# Prompt:
Express the records from the line that contains "Patent image size: (969, 710)." through the line that contains "The product 2 is at (410, 250).", including both, as a JSON list of strings, one string for each line and no blank lines.

# Entries provided:
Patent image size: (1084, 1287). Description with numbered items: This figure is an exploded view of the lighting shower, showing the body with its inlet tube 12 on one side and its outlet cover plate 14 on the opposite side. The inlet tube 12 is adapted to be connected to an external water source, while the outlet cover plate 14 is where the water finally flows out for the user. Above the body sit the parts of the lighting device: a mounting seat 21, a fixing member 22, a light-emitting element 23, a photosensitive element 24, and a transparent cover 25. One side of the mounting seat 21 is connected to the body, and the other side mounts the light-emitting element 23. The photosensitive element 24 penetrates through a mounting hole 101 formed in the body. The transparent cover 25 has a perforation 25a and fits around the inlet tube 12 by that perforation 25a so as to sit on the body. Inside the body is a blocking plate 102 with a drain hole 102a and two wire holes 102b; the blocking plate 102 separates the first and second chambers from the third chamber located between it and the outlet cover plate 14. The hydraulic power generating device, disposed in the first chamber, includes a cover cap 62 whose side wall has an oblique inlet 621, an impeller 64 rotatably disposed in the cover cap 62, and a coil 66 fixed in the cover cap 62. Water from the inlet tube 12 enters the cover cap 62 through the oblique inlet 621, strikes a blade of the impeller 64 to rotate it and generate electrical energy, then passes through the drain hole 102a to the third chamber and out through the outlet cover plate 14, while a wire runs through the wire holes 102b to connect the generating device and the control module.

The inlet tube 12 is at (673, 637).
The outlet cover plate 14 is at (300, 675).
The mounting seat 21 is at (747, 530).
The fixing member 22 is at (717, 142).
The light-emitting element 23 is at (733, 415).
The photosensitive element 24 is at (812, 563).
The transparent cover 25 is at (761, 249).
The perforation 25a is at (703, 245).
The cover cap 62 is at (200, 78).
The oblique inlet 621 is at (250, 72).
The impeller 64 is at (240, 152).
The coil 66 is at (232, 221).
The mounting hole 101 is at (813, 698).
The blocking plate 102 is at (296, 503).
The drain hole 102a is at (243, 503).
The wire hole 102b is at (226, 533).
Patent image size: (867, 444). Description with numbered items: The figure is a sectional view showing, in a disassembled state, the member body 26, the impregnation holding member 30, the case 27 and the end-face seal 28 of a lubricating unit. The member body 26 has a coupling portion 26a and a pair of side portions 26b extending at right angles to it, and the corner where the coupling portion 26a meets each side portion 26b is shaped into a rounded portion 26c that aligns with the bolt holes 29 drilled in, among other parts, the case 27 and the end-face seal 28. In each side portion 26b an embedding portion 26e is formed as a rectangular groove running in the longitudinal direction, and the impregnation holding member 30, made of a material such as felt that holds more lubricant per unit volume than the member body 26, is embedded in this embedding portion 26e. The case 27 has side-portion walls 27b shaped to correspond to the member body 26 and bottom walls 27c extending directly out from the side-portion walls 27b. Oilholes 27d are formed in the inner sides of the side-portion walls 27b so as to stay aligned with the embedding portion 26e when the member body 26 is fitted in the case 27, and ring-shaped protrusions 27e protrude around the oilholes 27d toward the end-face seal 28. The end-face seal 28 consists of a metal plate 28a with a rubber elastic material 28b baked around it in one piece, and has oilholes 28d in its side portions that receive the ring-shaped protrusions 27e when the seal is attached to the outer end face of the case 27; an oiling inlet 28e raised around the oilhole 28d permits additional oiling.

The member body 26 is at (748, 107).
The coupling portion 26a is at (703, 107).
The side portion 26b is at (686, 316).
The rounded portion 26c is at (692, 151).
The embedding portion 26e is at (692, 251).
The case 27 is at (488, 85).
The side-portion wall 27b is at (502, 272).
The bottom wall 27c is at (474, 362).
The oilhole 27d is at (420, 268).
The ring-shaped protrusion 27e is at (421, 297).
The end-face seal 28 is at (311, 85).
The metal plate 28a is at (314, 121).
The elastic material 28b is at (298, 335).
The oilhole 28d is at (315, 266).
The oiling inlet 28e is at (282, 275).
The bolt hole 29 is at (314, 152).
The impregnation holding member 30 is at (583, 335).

==

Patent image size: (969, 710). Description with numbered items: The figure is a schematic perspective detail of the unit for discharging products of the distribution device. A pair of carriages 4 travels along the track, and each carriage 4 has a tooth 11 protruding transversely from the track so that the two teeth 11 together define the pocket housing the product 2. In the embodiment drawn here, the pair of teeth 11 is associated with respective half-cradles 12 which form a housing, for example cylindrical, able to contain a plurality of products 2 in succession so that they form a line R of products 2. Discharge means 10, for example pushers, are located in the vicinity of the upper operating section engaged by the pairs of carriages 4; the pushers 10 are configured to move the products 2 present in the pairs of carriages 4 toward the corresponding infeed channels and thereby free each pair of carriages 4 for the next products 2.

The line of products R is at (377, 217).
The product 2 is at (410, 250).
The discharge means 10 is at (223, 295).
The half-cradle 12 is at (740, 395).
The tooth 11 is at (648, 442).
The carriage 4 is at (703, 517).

==

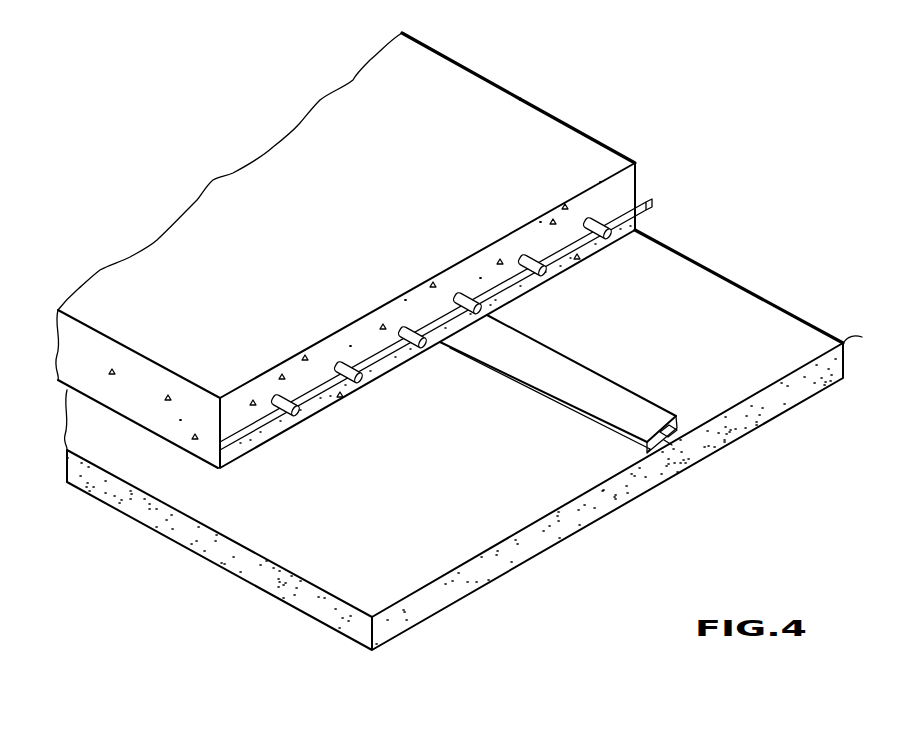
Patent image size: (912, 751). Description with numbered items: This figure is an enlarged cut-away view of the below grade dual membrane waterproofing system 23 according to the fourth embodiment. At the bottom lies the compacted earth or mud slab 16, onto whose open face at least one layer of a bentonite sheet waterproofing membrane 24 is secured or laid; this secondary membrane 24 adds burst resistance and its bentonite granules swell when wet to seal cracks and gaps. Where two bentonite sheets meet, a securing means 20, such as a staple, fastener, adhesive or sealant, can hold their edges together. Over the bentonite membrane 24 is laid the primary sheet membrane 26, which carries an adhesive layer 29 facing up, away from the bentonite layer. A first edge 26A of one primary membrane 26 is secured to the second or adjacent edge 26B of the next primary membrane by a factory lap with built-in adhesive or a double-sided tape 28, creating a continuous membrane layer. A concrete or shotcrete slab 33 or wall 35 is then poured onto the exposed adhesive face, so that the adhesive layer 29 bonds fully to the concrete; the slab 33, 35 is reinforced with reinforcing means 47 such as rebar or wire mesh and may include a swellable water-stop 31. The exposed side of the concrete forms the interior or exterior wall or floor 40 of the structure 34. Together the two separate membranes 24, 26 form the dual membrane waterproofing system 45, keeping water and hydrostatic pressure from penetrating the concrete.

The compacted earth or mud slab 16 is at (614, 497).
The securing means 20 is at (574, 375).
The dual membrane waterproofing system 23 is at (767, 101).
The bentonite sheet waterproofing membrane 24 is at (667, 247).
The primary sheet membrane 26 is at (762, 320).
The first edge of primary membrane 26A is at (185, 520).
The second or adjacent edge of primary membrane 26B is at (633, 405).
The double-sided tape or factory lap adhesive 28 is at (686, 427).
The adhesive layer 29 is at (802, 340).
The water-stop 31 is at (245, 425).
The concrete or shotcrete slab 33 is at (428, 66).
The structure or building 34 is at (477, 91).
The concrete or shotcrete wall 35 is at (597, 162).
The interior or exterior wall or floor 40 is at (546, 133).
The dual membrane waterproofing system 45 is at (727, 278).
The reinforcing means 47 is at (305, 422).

# Solution to the problem:
[
  "Patent image size: (969, 710). Description with numbered items: The figure is a schematic perspective detail of the unit for discharging products of the distribution device. A pair of carriages 4 travels along the track, and each carriage 4 has a tooth 11 protruding transversely from the track so that the two teeth 11 together define the pocket housing the product 2. In the embodiment drawn here, the pair of teeth 11 is associated with respective half-cradles 12 which form a housing, for example cylindrical, able to contain a plurality of products 2 in succession so that they form a line R of products 2. Discharge means 10, for example pushers, are located in the vicinity of the upper operating section engaged by the pairs of carriages 4; the pushers 10 are configured to move the products 2 present in the pairs of carriages 4 toward the corresponding infeed channels and thereby free each pair of carriages 4 for the next products 2.",
  "The line of products R is at (377, 217).",
  "The product 2 is at (410, 250)."
]